**Given problem**
Gather up the lines that contain "this".

**Records to use**

____

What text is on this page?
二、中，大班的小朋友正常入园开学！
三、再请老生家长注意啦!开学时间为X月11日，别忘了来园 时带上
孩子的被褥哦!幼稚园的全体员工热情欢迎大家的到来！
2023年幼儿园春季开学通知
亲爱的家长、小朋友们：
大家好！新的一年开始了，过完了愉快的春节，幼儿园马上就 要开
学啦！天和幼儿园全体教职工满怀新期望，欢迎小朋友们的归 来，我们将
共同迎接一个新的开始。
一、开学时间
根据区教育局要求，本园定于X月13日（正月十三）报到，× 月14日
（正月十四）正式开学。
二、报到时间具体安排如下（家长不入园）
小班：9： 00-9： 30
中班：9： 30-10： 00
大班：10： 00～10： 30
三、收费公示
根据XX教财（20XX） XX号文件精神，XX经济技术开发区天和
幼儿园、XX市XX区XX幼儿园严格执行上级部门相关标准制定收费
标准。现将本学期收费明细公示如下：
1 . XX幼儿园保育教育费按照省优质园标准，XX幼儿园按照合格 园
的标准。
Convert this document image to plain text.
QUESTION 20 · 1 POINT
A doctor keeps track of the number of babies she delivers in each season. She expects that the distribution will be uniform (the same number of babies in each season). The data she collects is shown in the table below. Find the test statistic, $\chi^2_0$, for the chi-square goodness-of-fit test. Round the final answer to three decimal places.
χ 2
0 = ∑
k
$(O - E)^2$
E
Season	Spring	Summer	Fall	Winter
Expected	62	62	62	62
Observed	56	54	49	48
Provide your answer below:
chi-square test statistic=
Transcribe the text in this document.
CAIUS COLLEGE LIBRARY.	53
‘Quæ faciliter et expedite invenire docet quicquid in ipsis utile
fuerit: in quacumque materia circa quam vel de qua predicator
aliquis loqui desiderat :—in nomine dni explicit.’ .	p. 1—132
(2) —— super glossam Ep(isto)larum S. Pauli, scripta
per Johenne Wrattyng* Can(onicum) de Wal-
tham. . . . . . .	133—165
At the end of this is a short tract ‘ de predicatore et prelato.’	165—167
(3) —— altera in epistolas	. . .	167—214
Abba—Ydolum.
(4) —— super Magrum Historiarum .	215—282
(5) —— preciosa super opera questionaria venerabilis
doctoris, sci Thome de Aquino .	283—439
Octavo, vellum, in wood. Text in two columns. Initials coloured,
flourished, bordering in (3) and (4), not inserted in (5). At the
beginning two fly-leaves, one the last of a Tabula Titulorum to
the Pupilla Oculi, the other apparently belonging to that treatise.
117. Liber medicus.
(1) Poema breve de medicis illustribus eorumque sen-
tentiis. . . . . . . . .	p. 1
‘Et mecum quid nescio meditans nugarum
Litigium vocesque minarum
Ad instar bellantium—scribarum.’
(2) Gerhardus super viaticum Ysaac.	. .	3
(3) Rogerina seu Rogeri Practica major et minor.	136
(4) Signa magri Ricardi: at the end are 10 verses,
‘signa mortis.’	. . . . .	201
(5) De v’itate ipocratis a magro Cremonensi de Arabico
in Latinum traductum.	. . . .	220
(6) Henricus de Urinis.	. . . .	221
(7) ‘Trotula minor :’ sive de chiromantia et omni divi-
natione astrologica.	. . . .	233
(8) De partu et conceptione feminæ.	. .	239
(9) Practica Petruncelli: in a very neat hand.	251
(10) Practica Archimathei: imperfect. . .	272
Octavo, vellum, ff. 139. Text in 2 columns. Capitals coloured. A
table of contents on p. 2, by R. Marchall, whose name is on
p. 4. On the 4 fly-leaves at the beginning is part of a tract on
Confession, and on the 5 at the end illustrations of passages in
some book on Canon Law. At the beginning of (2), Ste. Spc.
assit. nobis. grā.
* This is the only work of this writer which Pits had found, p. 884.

____

**Task solution**
What text is on this page?
Convert this document image to plain text.
Transcribe the text in this document.
At the end of this is a short tract ‘ de predicatore et prelato.’	165—167
* This is the only work of this writer which Pits had found, p. 884.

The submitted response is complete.